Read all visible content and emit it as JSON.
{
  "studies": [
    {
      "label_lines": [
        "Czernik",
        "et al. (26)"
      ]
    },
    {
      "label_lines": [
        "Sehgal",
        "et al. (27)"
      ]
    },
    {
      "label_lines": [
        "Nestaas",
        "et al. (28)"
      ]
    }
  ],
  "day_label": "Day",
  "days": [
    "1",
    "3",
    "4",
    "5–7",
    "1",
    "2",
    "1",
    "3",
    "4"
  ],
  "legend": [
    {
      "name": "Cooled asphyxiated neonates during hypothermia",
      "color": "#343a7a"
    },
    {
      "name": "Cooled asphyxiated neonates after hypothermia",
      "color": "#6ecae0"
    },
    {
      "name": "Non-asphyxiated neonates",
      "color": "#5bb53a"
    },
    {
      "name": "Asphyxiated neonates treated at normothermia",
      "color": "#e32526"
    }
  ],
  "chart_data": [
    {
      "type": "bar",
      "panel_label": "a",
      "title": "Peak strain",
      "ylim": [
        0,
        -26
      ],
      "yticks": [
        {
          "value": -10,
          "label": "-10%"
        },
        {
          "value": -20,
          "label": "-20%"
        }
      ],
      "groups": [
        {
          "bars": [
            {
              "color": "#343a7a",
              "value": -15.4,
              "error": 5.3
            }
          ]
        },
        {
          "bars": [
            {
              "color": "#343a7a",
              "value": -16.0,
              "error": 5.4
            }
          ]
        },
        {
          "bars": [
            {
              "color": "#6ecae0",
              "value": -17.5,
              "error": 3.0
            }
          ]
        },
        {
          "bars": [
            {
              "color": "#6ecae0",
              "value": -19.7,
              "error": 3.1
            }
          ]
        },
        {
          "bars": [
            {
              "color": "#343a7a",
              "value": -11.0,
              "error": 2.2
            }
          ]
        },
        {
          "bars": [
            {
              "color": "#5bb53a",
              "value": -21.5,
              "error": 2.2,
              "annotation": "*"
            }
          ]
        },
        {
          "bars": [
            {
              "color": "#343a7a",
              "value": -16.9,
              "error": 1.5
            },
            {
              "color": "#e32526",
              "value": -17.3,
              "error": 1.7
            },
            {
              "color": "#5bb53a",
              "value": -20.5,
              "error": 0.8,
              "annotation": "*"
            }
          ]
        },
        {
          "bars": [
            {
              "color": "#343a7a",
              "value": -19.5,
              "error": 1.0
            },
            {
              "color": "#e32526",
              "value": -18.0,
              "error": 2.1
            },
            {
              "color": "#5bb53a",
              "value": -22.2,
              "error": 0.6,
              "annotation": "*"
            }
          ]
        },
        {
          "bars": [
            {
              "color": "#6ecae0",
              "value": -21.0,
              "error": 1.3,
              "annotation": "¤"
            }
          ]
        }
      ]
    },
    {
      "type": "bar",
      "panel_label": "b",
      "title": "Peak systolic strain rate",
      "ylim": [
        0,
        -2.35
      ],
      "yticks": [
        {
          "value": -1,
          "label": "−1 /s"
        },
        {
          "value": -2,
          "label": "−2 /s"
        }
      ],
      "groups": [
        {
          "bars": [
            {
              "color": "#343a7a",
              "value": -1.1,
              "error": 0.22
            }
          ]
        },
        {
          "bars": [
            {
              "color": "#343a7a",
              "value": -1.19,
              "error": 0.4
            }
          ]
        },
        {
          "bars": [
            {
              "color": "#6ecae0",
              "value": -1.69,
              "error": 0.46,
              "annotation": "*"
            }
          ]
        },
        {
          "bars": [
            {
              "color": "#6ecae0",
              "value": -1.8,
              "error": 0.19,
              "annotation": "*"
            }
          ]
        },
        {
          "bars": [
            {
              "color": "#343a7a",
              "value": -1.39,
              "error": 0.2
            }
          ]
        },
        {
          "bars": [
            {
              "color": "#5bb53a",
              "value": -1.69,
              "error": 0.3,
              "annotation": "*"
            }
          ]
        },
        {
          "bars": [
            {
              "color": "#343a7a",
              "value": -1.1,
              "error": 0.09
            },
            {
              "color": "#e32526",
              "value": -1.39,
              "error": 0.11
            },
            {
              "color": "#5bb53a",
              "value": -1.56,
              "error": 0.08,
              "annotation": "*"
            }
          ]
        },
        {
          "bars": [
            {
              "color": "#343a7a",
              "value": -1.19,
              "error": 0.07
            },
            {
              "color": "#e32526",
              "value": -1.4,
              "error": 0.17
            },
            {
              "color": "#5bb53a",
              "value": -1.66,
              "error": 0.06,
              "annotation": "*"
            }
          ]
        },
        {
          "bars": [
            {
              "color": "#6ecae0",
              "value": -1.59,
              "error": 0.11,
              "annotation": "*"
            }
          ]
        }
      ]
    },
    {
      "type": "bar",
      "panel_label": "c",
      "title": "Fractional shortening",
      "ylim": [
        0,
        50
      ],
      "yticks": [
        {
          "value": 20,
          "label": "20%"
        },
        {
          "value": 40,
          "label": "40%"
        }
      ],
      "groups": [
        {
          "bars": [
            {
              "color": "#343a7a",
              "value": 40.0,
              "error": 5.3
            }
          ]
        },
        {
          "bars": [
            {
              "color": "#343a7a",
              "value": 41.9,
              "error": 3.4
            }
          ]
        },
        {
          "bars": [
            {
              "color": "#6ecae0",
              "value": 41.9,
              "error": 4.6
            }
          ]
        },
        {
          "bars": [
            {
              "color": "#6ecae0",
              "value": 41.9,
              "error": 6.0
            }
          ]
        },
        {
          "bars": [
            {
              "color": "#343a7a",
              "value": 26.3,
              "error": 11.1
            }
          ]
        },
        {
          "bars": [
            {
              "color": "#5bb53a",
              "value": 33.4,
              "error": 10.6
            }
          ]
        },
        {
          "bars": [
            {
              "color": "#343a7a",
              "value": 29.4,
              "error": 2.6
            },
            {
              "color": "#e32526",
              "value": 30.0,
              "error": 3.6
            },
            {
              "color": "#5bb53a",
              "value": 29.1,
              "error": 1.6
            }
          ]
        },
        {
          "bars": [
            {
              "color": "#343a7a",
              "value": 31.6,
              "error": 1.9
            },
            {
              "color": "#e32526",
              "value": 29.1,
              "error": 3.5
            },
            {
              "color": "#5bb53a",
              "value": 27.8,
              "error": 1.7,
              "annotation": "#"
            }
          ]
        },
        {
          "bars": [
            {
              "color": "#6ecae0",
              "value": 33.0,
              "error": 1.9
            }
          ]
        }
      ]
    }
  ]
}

____

> **Task**
Reproduce the entries above in full, verbatim.

> **Full solution**
Read all visible content and emit it as JSON.
{
  "studies": [
    {
      "label_lines": [
        "Czernik",
        "et al. (26)"
      ]
    },
    {
      "label_lines": [
        "Sehgal",
        "et al. (27)"
      ]
    },
    {
      "label_lines": [
        "Nestaas",
        "et al. (28)"
      ]
    }
  ],
  "day_label": "Day",
  "days": [
    "1",
    "3",
    "4",
    "5–7",
    "1",
    "2",
    "1",
    "3",
    "4"
  ],
  "legend": [
    {
      "name": "Cooled asphyxiated neonates during hypothermia",
      "color": "#343a7a"
    },
    {
      "name": "Cooled asphyxiated neonates after hypothermia",
      "color": "#6ecae0"
    },
    {
      "name": "Non-asphyxiated neonates",
      "color": "#5bb53a"
    },
    {
      "name": "Asphyxiated neonates treated at normothermia",
      "color": "#e32526"
    }
  ],
  "chart_data": [
    {
      "type": "bar",
      "panel_label": "a",
      "title": "Peak strain",
      "ylim": [
        0,
        -26
      ],
      "yticks": [
        {
          "value": -10,
          "label": "-10%"
        },
        {
          "value": -20,
          "label": "-20%"
        }
      ],
      "groups": [
        {
          "bars": [
            {
              "color": "#343a7a",
              "value": -15.4,
              "error": 5.3
            }
          ]
        },
        {
          "bars": [
            {
              "color": "#343a7a",
              "value": -16.0,
              "error": 5.4
            }
          ]
        },
        {
          "bars": [
            {
              "color": "#6ecae0",
              "value": -17.5,
              "error": 3.0
            }
          ]
        },
        {
          "bars": [
            {
              "color": "#6ecae0",
              "value": -19.7,
              "error": 3.1
            }
          ]
        },
        {
          "bars": [
            {
              "color": "#343a7a",
              "value": -11.0,
              "error": 2.2
            }
          ]
        },
        {
          "bars": [
            {
              "color": "#5bb53a",
              "value": -21.5,
              "error": 2.2,
              "annotation": "*"
            }
          ]
        },
        {
          "bars": [
            {
              "color": "#343a7a",
              "value": -16.9,
              "error": 1.5
            },
            {
              "color": "#e32526",
              "value": -17.3,
              "error": 1.7
            },
            {
              "color": "#5bb53a",
              "value": -20.5,
              "error": 0.8,
              "annotation": "*"
            }
          ]
        },
        {
          "bars": [
            {
              "color": "#343a7a",
              "value": -19.5,
              "error": 1.0
            },
            {
              "color": "#e32526",
              "value": -18.0,
              "error": 2.1
            },
            {
              "color": "#5bb53a",
              "value": -22.2,
              "error": 0.6,
              "annotation": "*"
            }
          ]
        },
        {
          "bars": [
            {
              "color": "#6ecae0",
              "value": -21.0,
              "error": 1.3,
              "annotation": "¤"
            }
          ]
        }
      ]
    },
    {
      "type": "bar",
      "panel_label": "b",
      "title": "Peak systolic strain rate",
      "ylim": [
        0,
        -2.35
      ],
      "yticks": [
        {
          "value": -1,
          "label": "−1 /s"
        },
        {
          "value": -2,
          "label": "−2 /s"
        }
      ],
      "groups": [
        {
          "bars": [
            {
              "color": "#343a7a",
              "value": -1.1,
              "error": 0.22
            }
          ]
        },
        {
          "bars": [
            {
              "color": "#343a7a",
              "value": -1.19,
              "error": 0.4
            }
          ]
        },
        {
          "bars": [
            {
              "color": "#6ecae0",
              "value": -1.69,
              "error": 0.46,
              "annotation": "*"
            }
          ]
        },
        {
          "bars": [
            {
              "color": "#6ecae0",
              "value": -1.8,
              "error": 0.19,
              "annotation": "*"
            }
          ]
        },
        {
          "bars": [
            {
              "color": "#343a7a",
              "value": -1.39,
              "error": 0.2
            }
          ]
        },
        {
          "bars": [
            {
              "color": "#5bb53a",
              "value": -1.69,
              "error": 0.3,
              "annotation": "*"
            }
          ]
        },
        {
          "bars": [
            {
              "color": "#343a7a",
              "value": -1.1,
              "error": 0.09
            },
            {
              "color": "#e32526",
              "value": -1.39,
              "error": 0.11
            },
            {
              "color": "#5bb53a",
              "value": -1.56,
              "error": 0.08,
              "annotation": "*"
            }
          ]
        },
        {
          "bars": [
            {
              "color": "#343a7a",
              "value": -1.19,
              "error": 0.07
            },
            {
              "color": "#e32526",
              "value": -1.4,
              "error": 0.17
            },
            {
              "color": "#5bb53a",
              "value": -1.66,
              "error": 0.06,
              "annotation": "*"
            }
          ]
        },
        {
          "bars": [
            {
              "color": "#6ecae0",
              "value": -1.59,
              "error": 0.11,
              "annotation": "*"
            }
          ]
        }
      ]
    },
    {
      "type": "bar",
      "panel_label": "c",
      "title": "Fractional shortening",
      "ylim": [
        0,
        50
      ],
      "yticks": [
        {
          "value": 20,
          "label": "20%"
        },
        {
          "value": 40,
          "label": "40%"
        }
      ],
      "groups": [
        {
          "bars": [
            {
              "color": "#343a7a",
              "value": 40.0,
              "error": 5.3
            }
          ]
        },
        {
          "bars": [
            {
              "color": "#343a7a",
              "value": 41.9,
              "error": 3.4
            }
          ]
        },
        {
          "bars": [
            {
              "color": "#6ecae0",
              "value": 41.9,
              "error": 4.6
            }
          ]
        },
        {
          "bars": [
            {
              "color": "#6ecae0",
              "value": 41.9,
              "error": 6.0
            }
          ]
        },
        {
          "bars": [
            {
              "color": "#343a7a",
              "value": 26.3,
              "error": 11.1
            }
          ]
        },
        {
          "bars": [
            {
              "color": "#5bb53a",
              "value": 33.4,
              "error": 10.6
            }
          ]
        },
        {
          "bars": [
            {
              "color": "#343a7a",
              "value": 29.4,
              "error": 2.6
            },
            {
              "color": "#e32526",
              "value": 30.0,
              "error": 3.6
            },
            {
              "color": "#5bb53a",
              "value": 29.1,
              "error": 1.6
            }
          ]
        },
        {
          "bars": [
            {
              "color": "#343a7a",
              "value": 31.6,
              "error": 1.9
            },
            {
              "color": "#e32526",
              "value": 29.1,
              "error": 3.5
            },
            {
              "color": "#5bb53a",
              "value": 27.8,
              "error": 1.7,
              "annotation": "#"
            }
          ]
        },
        {
          "bars": [
            {
              "color": "#6ecae0",
              "value": 33.0,
              "error": 1.9
            }
          ]
        }
      ]
    }
  ]
}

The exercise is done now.